▶ **EXERCISE DESCRIPTION**
Copy every line of the records below that holds the word "闲看儿童捉柳花".

Raw records:
— begin —

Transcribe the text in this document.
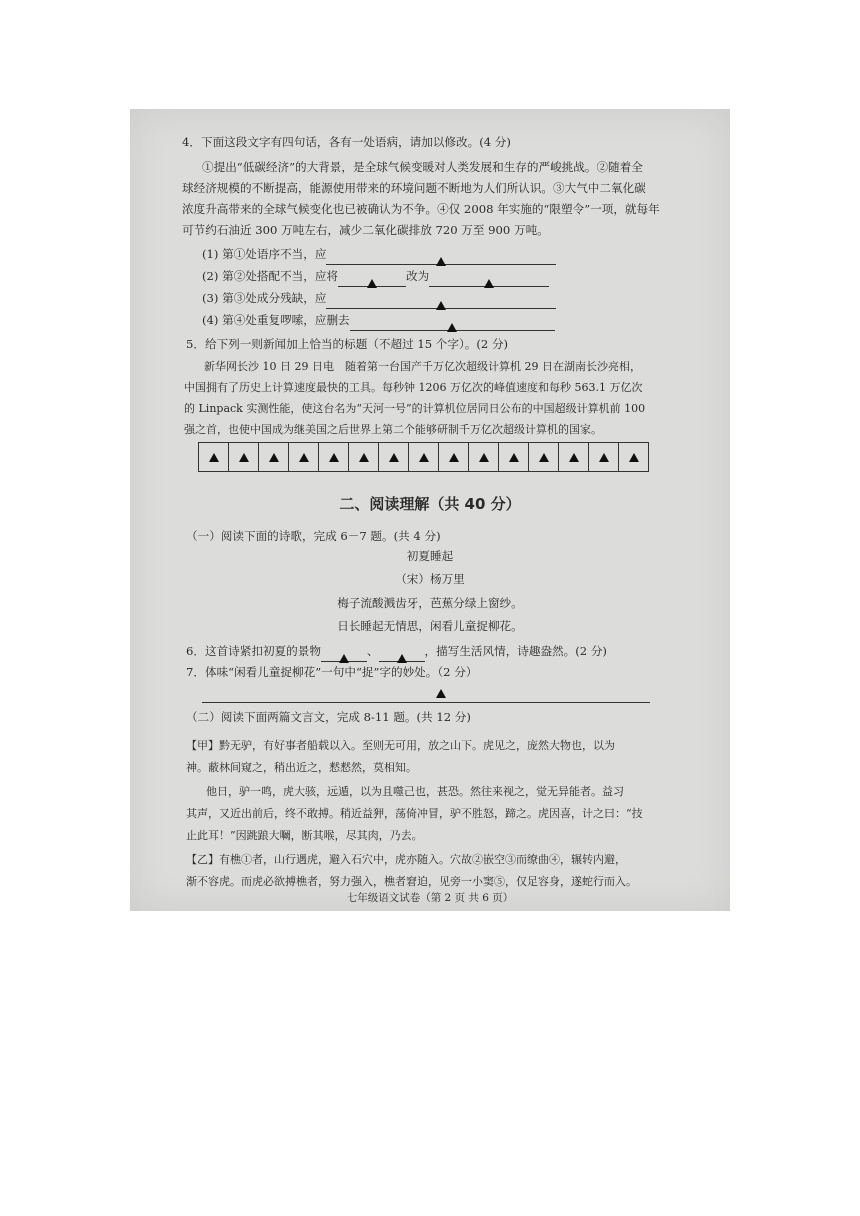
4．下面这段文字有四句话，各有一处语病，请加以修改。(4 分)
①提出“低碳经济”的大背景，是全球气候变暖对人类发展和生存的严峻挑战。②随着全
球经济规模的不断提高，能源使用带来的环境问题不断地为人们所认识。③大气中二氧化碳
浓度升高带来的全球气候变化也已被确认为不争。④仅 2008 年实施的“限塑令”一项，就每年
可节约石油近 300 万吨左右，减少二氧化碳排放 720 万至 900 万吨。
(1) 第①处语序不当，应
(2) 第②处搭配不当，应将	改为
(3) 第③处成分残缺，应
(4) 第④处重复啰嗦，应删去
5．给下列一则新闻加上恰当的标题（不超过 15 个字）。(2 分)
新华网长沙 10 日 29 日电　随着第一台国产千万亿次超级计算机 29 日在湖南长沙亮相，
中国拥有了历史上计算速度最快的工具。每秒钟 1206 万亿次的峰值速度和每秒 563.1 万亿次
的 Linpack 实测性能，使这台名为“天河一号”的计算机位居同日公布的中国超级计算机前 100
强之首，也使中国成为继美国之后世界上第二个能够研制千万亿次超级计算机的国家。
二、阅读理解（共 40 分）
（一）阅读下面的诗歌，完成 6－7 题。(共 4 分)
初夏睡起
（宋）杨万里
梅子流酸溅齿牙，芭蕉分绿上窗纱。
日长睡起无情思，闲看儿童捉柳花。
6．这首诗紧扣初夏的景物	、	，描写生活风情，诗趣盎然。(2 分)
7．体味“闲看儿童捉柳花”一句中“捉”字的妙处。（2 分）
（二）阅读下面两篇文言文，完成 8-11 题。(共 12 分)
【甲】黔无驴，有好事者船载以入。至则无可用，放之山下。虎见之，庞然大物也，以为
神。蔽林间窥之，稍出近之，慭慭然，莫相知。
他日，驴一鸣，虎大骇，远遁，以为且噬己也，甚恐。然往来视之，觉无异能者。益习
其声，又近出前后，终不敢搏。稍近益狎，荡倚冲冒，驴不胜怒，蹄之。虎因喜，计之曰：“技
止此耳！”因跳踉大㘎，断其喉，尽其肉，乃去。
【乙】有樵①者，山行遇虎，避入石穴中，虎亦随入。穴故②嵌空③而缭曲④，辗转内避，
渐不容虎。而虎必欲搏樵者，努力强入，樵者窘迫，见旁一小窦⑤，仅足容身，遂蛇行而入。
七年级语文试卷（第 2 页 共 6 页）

— end —

▶ **TASK SOLUTION**
日长睡起无情思，闲看儿童捉柳花。
7．体味“闲看儿童捉柳花”一句中“捉”字的妙处。（2 分）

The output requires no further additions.